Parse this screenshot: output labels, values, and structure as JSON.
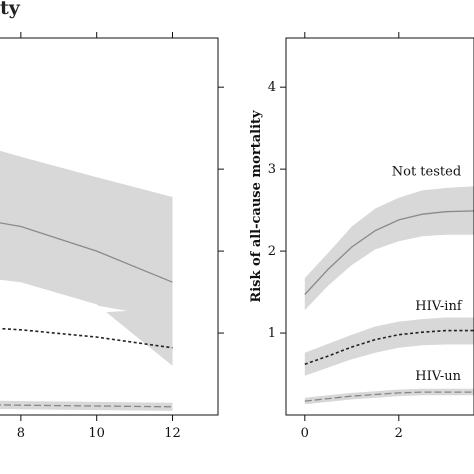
{
  "title_fragment": "ty",
  "chart_data": [
    {
      "type": "area",
      "panel": "left",
      "xlim": [
        6.5,
        13.2
      ],
      "ylim": [
        0,
        4.6
      ],
      "x_ticks": [
        8,
        10,
        12
      ],
      "x_tick_labels": [
        "8",
        "10",
        "12"
      ],
      "series": [
        {
          "style": "solid",
          "x": [
            6.5,
            8,
            10,
            12
          ],
          "y": [
            2.42,
            2.3,
            2.0,
            1.62
          ],
          "band": {
            "upper": [
              3.35,
              3.15,
              2.9,
              2.66
            ],
            "lower": [
              1.7,
              1.62,
              1.35,
              0.6
            ]
          }
        },
        {
          "style": "dotted",
          "x": [
            6.5,
            8,
            10,
            12
          ],
          "y": [
            1.08,
            1.04,
            0.95,
            0.82
          ],
          "band": null
        },
        {
          "style": "dashed",
          "x": [
            6.5,
            8,
            10,
            12
          ],
          "y": [
            0.13,
            0.12,
            0.11,
            0.1
          ],
          "band": {
            "upper": [
              0.18,
              0.17,
              0.16,
              0.15
            ],
            "lower": [
              0.08,
              0.07,
              0.06,
              0.05
            ]
          }
        }
      ]
    },
    {
      "type": "area",
      "panel": "right",
      "ylabel": "Risk of all-cause mortality",
      "xlim": [
        -0.4,
        3.6
      ],
      "ylim": [
        0,
        4.6
      ],
      "x_ticks": [
        0,
        2
      ],
      "x_tick_labels": [
        "0",
        "2"
      ],
      "y_ticks": [
        1,
        2,
        3,
        4
      ],
      "y_tick_labels": [
        "1",
        "2",
        "3",
        "4"
      ],
      "series": [
        {
          "name": "Not tested",
          "style": "solid",
          "x": [
            0,
            0.5,
            1,
            1.5,
            2,
            2.5,
            3,
            3.6
          ],
          "y": [
            1.47,
            1.78,
            2.05,
            2.25,
            2.38,
            2.45,
            2.48,
            2.49
          ],
          "band": {
            "upper": [
              1.67,
              1.98,
              2.3,
              2.52,
              2.65,
              2.74,
              2.77,
              2.79
            ],
            "lower": [
              1.28,
              1.58,
              1.83,
              2.02,
              2.12,
              2.18,
              2.2,
              2.2
            ]
          }
        },
        {
          "name": "HIV-inf",
          "style": "dotted",
          "x": [
            0,
            0.5,
            1,
            1.5,
            2,
            2.5,
            3,
            3.6
          ],
          "y": [
            0.62,
            0.72,
            0.83,
            0.92,
            0.98,
            1.01,
            1.03,
            1.03
          ],
          "band": {
            "upper": [
              0.76,
              0.87,
              0.98,
              1.08,
              1.14,
              1.17,
              1.19,
              1.19
            ],
            "lower": [
              0.48,
              0.58,
              0.68,
              0.76,
              0.82,
              0.85,
              0.86,
              0.86
            ]
          }
        },
        {
          "name": "HIV-un",
          "style": "dashed",
          "x": [
            0,
            0.5,
            1,
            1.5,
            2,
            2.5,
            3,
            3.6
          ],
          "y": [
            0.17,
            0.2,
            0.23,
            0.25,
            0.27,
            0.28,
            0.28,
            0.28
          ],
          "band": {
            "upper": [
              0.21,
              0.24,
              0.27,
              0.29,
              0.31,
              0.32,
              0.32,
              0.32
            ],
            "lower": [
              0.13,
              0.16,
              0.19,
              0.21,
              0.23,
              0.24,
              0.24,
              0.24
            ]
          }
        }
      ]
    }
  ]
}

----

#### [TASK PROMPT]
Repeat the material verbatim. Do not carry over any picture.

#### [FULL SOLUTION]
Parse this screenshot: output labels, values, and structure as JSON.
{
  "title_fragment": "ty",
  "chart_data": [
    {
      "type": "area",
      "panel": "left",
      "xlim": [
        6.5,
        13.2
      ],
      "ylim": [
        0,
        4.6
      ],
      "x_ticks": [
        8,
        10,
        12
      ],
      "x_tick_labels": [
        "8",
        "10",
        "12"
      ],
      "series": [
        {
          "style": "solid",
          "x": [
            6.5,
            8,
            10,
            12
          ],
          "y": [
            2.42,
            2.3,
            2.0,
            1.62
          ],
          "band": {
            "upper": [
              3.35,
              3.15,
              2.9,
              2.66
            ],
            "lower": [
              1.7,
              1.62,
              1.35,
              0.6
            ]
          }
        },
        {
          "style": "dotted",
          "x": [
            6.5,
            8,
            10,
            12
          ],
          "y": [
            1.08,
            1.04,
            0.95,
            0.82
          ],
          "band": null
        },
        {
          "style": "dashed",
          "x": [
            6.5,
            8,
            10,
            12
          ],
          "y": [
            0.13,
            0.12,
            0.11,
            0.1
          ],
          "band": {
            "upper": [
              0.18,
              0.17,
              0.16,
              0.15
            ],
            "lower": [
              0.08,
              0.07,
              0.06,
              0.05
            ]
          }
        }
      ]
    },
    {
      "type": "area",
      "panel": "right",
      "ylabel": "Risk of all-cause mortality",
      "xlim": [
        -0.4,
        3.6
      ],
      "ylim": [
        0,
        4.6
      ],
      "x_ticks": [
        0,
        2
      ],
      "x_tick_labels": [
        "0",
        "2"
      ],
      "y_ticks": [
        1,
        2,
        3,
        4
      ],
      "y_tick_labels": [
        "1",
        "2",
        "3",
        "4"
      ],
      "series": [
        {
          "name": "Not tested",
          "style": "solid",
          "x": [
            0,
            0.5,
            1,
            1.5,
            2,
            2.5,
            3,
            3.6
          ],
          "y": [
            1.47,
            1.78,
            2.05,
            2.25,
            2.38,
            2.45,
            2.48,
            2.49
          ],
          "band": {
            "upper": [
              1.67,
              1.98,
              2.3,
              2.52,
              2.65,
              2.74,
              2.77,
              2.79
            ],
            "lower": [
              1.28,
              1.58,
              1.83,
              2.02,
              2.12,
              2.18,
              2.2,
              2.2
            ]
          }
        },
        {
          "name": "HIV-inf",
          "style": "dotted",
          "x": [
            0,
            0.5,
            1,
            1.5,
            2,
            2.5,
            3,
            3.6
          ],
          "y": [
            0.62,
            0.72,
            0.83,
            0.92,
            0.98,
            1.01,
            1.03,
            1.03
          ],
          "band": {
            "upper": [
              0.76,
              0.87,
              0.98,
              1.08,
              1.14,
              1.17,
              1.19,
              1.19
            ],
            "lower": [
              0.48,
              0.58,
              0.68,
              0.76,
              0.82,
              0.85,
              0.86,
              0.86
            ]
          }
        },
        {
          "name": "HIV-un",
          "style": "dashed",
          "x": [
            0,
            0.5,
            1,
            1.5,
            2,
            2.5,
            3,
            3.6
          ],
          "y": [
            0.17,
            0.2,
            0.23,
            0.25,
            0.27,
            0.28,
            0.28,
            0.28
          ],
          "band": {
            "upper": [
              0.21,
              0.24,
              0.27,
              0.29,
              0.31,
              0.32,
              0.32,
              0.32
            ],
            "lower": [
              0.13,
              0.16,
              0.19,
              0.21,
              0.23,
              0.24,
              0.24,
              0.24
            ]
          }
        }
      ]
    }
  ]
}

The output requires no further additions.